Search the data for the word "quantified" and copy every line where it occurs.

**Exercise materials:**

++++++++++++++++++++

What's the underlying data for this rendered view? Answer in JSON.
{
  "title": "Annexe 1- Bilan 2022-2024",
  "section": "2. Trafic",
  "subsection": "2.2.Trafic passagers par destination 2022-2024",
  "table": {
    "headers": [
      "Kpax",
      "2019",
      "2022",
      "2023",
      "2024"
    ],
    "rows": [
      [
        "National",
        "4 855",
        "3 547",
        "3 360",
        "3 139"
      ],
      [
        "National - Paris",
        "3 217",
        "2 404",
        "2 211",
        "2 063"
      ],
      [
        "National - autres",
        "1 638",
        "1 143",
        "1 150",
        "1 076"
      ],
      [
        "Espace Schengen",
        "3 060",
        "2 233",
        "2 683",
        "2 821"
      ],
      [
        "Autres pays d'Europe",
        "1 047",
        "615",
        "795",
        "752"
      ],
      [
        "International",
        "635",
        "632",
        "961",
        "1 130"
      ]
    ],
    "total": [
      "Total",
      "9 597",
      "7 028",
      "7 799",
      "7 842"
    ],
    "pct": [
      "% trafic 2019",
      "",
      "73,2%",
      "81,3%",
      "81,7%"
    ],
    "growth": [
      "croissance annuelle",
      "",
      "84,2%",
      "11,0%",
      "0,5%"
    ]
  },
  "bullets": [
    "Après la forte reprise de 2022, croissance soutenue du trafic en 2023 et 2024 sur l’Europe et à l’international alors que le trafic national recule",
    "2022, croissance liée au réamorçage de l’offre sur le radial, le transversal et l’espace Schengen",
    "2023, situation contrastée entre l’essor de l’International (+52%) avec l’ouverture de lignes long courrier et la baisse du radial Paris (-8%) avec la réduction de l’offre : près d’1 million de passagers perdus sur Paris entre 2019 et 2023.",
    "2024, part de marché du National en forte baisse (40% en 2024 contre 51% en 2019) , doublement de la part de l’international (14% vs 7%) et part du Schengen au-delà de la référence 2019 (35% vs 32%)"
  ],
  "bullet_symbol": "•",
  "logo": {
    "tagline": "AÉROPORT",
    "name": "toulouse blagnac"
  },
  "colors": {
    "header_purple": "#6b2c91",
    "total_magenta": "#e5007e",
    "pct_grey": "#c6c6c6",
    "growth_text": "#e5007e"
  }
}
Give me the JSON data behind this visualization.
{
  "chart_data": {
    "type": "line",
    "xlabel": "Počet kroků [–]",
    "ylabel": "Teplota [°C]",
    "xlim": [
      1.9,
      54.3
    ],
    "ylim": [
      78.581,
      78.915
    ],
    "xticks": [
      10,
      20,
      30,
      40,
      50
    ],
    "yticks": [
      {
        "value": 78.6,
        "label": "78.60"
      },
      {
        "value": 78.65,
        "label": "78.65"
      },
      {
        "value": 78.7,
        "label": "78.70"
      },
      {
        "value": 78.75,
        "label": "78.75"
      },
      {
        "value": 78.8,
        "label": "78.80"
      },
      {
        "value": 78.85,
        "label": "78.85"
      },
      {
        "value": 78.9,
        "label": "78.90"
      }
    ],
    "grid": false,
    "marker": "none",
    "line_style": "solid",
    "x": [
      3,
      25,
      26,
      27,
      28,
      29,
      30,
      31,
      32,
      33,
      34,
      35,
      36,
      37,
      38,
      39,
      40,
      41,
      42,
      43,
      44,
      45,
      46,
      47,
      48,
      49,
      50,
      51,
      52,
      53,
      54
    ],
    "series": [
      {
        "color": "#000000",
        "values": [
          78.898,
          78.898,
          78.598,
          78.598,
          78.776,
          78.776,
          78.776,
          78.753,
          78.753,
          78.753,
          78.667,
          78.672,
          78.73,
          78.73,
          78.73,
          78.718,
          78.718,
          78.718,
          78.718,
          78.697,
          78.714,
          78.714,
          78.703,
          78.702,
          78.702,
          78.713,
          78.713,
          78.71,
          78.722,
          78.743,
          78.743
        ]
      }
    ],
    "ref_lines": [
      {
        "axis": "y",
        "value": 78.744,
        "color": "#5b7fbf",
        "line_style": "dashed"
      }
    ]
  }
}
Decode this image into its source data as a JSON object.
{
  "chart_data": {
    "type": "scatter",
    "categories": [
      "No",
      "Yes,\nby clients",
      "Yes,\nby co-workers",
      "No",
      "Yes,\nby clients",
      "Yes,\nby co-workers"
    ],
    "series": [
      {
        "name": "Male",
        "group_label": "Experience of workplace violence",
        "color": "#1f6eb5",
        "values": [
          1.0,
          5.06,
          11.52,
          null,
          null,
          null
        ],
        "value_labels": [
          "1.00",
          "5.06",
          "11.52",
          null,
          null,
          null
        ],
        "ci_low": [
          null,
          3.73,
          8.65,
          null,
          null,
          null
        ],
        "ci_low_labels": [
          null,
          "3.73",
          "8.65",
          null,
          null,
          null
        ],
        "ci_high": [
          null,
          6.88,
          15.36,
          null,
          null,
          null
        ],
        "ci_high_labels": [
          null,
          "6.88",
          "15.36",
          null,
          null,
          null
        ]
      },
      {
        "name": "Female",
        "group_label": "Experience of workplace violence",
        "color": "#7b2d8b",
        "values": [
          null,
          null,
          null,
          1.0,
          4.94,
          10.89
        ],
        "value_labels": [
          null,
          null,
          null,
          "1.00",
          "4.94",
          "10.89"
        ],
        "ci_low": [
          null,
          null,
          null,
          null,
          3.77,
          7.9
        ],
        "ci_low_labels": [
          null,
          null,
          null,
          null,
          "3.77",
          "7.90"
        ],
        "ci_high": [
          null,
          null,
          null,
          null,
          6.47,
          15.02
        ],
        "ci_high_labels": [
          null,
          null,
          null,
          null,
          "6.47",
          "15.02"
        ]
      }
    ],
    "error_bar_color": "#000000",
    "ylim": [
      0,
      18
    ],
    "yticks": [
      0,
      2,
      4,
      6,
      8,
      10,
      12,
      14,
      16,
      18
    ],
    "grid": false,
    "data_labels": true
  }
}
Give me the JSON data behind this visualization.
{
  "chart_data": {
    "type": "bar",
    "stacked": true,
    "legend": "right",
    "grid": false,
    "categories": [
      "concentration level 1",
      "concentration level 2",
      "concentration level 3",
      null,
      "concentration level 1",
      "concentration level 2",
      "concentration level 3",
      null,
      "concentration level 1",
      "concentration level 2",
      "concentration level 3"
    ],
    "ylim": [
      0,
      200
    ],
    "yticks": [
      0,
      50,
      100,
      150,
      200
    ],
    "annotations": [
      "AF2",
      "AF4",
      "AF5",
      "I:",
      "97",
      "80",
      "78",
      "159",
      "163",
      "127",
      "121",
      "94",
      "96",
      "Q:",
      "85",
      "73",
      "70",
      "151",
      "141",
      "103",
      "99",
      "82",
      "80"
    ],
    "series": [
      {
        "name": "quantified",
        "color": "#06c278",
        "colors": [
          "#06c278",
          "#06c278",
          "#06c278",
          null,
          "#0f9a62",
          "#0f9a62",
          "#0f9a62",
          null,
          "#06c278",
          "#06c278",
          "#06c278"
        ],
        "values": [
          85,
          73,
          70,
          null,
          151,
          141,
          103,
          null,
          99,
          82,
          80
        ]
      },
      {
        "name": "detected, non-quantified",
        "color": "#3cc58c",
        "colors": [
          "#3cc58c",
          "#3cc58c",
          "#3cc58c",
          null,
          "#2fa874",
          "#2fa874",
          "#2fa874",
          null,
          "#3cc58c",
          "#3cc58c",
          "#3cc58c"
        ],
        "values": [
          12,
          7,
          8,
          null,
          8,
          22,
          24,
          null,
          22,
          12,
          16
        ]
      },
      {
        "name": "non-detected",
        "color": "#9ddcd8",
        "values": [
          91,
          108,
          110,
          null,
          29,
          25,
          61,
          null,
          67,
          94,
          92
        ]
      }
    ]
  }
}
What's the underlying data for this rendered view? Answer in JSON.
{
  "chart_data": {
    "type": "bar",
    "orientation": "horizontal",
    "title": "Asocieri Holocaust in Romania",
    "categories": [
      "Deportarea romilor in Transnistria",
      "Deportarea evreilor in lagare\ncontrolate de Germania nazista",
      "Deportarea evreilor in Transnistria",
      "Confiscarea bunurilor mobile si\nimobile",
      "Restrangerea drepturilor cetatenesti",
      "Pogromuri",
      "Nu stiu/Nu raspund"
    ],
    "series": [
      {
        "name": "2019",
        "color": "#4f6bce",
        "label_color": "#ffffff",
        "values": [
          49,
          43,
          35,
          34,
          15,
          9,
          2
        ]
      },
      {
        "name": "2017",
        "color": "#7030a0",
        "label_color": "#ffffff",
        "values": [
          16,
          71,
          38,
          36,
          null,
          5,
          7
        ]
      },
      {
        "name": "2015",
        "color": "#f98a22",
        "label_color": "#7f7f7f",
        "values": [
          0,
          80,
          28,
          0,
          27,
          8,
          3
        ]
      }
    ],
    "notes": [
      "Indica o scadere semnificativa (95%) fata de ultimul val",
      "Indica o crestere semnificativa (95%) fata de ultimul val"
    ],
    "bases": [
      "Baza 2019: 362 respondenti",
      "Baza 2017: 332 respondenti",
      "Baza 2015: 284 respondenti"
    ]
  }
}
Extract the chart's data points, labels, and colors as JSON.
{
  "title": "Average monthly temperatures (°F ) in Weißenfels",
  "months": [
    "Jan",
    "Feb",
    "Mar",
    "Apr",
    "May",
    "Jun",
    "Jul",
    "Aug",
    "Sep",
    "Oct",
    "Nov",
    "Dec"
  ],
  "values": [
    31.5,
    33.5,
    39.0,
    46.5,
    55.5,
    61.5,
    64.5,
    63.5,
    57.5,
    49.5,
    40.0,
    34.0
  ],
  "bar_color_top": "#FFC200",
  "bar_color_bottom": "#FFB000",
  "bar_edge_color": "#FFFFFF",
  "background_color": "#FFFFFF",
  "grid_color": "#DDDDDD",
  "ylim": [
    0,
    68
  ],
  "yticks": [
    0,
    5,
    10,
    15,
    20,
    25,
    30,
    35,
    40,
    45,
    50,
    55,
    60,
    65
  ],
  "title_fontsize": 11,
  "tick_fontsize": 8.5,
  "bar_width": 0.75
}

++++++++++++++++++++

**Full solution:**
        "name": "quantified",
        "name": "detected, non-quantified",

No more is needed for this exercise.